**PROBLEM TO SOLVE**
Scan the lines below for the word "father". Copy each line you find it in.

====

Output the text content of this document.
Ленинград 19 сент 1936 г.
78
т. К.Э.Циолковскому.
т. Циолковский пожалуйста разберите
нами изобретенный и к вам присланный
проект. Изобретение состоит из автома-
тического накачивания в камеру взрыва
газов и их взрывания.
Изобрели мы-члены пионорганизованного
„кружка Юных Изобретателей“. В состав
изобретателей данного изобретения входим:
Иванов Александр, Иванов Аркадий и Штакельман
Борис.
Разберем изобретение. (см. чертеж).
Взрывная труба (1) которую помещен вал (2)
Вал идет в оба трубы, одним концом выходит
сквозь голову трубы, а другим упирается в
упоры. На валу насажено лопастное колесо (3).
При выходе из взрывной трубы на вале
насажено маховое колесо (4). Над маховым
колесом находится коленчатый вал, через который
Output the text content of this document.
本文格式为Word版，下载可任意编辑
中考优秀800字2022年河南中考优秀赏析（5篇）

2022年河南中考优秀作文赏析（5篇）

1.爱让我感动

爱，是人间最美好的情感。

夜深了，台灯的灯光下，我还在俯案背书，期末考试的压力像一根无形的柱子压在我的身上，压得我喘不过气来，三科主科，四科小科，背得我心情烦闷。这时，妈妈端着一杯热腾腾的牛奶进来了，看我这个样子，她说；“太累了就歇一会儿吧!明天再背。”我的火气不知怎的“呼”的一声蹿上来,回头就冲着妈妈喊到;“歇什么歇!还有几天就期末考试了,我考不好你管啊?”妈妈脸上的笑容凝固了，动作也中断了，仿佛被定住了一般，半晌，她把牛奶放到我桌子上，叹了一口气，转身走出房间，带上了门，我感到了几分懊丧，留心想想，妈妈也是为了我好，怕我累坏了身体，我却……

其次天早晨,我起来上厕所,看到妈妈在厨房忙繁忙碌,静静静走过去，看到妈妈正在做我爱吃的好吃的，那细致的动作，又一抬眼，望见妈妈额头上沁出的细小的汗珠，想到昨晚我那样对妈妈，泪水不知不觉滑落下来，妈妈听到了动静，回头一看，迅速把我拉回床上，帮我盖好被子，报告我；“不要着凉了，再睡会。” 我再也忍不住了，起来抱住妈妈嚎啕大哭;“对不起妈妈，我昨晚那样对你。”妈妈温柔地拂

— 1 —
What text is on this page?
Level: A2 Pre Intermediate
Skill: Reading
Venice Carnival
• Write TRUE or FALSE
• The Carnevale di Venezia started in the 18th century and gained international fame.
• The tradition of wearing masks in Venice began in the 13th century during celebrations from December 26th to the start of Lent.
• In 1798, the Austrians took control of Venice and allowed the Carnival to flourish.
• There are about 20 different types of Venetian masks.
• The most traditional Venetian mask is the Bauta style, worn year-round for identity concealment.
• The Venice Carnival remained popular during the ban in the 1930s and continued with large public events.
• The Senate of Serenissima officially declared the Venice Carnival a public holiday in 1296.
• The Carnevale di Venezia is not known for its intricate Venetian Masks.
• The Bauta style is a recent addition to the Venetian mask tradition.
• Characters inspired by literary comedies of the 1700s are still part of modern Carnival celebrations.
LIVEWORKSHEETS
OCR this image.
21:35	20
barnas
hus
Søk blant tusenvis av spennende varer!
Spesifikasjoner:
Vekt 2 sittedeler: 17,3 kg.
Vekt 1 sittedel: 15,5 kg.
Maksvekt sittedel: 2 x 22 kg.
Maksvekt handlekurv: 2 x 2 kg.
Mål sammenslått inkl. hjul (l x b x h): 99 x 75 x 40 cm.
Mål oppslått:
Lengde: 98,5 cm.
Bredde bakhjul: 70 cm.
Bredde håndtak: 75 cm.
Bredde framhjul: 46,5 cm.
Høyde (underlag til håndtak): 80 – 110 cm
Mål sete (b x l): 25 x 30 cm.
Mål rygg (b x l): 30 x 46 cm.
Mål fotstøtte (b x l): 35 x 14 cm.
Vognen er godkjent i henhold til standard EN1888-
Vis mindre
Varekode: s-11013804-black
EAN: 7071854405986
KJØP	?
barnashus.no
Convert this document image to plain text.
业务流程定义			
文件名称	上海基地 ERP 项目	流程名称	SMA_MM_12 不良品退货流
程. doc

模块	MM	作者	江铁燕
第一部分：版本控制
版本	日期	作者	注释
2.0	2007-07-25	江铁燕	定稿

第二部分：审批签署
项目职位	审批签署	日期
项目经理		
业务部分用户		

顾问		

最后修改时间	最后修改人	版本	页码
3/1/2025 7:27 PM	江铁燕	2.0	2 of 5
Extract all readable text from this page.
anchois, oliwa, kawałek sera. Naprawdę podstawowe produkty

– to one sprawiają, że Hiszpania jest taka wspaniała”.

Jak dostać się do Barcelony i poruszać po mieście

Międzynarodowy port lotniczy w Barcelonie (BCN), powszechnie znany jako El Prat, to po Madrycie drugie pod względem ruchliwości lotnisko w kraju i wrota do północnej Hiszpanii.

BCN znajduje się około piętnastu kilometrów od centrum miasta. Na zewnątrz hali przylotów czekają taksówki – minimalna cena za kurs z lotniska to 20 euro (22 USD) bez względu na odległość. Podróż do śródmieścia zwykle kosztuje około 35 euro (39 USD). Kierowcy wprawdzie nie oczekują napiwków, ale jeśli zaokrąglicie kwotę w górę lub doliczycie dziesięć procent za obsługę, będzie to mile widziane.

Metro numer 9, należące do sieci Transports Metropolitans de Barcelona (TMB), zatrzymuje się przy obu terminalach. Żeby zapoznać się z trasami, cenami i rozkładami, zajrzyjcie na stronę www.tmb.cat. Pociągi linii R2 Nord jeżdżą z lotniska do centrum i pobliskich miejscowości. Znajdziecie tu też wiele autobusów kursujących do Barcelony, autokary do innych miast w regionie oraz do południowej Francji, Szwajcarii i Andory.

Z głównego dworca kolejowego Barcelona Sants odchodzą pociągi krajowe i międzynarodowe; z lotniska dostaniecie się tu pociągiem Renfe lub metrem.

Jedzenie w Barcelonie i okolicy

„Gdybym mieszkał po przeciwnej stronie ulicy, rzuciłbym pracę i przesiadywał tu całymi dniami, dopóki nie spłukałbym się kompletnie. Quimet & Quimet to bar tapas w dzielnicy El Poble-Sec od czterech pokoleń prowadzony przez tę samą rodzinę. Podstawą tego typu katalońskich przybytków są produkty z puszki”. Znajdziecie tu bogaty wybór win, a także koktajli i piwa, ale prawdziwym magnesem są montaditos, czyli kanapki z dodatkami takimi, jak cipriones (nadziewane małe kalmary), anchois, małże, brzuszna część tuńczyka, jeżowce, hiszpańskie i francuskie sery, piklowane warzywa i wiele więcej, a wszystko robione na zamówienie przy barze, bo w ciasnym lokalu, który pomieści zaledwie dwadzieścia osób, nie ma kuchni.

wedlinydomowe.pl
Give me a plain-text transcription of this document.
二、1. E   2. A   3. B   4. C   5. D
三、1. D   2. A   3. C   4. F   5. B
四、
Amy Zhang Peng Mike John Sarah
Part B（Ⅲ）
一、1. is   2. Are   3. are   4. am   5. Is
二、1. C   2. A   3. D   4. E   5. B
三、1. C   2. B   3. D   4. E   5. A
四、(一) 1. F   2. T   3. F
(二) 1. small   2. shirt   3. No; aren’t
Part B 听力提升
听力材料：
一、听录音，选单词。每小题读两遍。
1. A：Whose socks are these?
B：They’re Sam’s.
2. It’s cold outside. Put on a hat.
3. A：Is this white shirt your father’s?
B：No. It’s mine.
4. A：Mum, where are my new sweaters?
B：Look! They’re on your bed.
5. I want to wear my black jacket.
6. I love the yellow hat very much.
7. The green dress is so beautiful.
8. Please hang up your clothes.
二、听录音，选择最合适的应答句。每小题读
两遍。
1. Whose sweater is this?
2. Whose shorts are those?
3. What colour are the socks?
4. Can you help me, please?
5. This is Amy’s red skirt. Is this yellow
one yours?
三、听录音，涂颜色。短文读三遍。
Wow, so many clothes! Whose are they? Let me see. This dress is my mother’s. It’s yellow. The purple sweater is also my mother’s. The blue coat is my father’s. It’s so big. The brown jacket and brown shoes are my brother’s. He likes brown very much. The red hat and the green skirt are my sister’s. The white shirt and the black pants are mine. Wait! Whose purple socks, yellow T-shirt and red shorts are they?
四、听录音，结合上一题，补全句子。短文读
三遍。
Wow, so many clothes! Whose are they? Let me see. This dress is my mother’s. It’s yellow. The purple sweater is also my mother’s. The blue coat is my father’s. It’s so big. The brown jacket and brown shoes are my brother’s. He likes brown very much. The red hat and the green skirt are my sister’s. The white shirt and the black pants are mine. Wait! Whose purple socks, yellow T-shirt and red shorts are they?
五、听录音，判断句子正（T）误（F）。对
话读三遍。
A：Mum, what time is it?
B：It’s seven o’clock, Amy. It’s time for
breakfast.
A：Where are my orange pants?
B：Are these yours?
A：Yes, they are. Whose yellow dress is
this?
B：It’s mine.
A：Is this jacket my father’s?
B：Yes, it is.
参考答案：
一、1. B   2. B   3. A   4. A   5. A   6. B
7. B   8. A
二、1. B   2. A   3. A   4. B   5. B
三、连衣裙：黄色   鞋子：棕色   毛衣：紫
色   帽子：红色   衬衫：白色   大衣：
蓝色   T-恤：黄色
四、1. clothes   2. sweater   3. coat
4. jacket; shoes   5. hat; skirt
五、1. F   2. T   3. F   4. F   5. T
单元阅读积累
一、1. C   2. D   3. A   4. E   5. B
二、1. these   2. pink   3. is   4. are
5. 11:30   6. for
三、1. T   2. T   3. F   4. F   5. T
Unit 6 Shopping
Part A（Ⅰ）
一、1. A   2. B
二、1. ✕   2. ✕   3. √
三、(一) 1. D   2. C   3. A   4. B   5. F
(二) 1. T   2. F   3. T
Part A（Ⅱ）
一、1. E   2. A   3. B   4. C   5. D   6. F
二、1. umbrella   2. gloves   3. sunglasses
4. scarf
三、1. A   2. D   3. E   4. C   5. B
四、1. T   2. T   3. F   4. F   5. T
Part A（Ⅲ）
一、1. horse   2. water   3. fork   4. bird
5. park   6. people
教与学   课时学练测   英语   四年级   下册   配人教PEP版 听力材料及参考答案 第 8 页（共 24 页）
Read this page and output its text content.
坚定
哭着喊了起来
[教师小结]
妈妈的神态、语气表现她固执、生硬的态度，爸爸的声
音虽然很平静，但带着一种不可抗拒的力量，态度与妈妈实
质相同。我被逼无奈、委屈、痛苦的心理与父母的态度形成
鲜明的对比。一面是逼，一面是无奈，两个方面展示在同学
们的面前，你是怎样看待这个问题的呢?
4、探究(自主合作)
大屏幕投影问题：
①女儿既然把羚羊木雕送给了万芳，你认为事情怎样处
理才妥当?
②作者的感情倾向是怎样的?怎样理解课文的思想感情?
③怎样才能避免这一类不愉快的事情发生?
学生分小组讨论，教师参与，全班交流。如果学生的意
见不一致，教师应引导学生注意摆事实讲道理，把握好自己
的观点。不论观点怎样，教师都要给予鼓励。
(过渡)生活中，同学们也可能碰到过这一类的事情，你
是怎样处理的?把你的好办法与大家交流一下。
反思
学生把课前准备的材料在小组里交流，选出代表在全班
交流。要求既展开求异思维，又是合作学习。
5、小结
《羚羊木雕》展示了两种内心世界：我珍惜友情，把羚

====

**ANSWER TO THE PROBLEM**
3. A：Is this white shirt your father’s?
Wow, so many clothes! Whose are they? Let me see. This dress is my mother’s. It’s yellow. The purple sweater is also my mother’s. The blue coat is my father’s. It’s so big. The brown jacket and brown shoes are my brother’s. He likes brown very much. The red hat and the green skirt are my sister’s. The white shirt and the black pants are mine. Wait! Whose purple socks, yellow T-shirt and red shorts are they?
Wow, so many clothes! Whose are they? Let me see. This dress is my mother’s. It’s yellow. The purple sweater is also my mother’s. The blue coat is my father’s. It’s so big. The brown jacket and brown shoes are my brother’s. He likes brown very much. The red hat and the green skirt are my sister’s. The white shirt and the black pants are mine. Wait! Whose purple socks, yellow T-shirt and red shorts are they?
A：Is this jacket my father’s?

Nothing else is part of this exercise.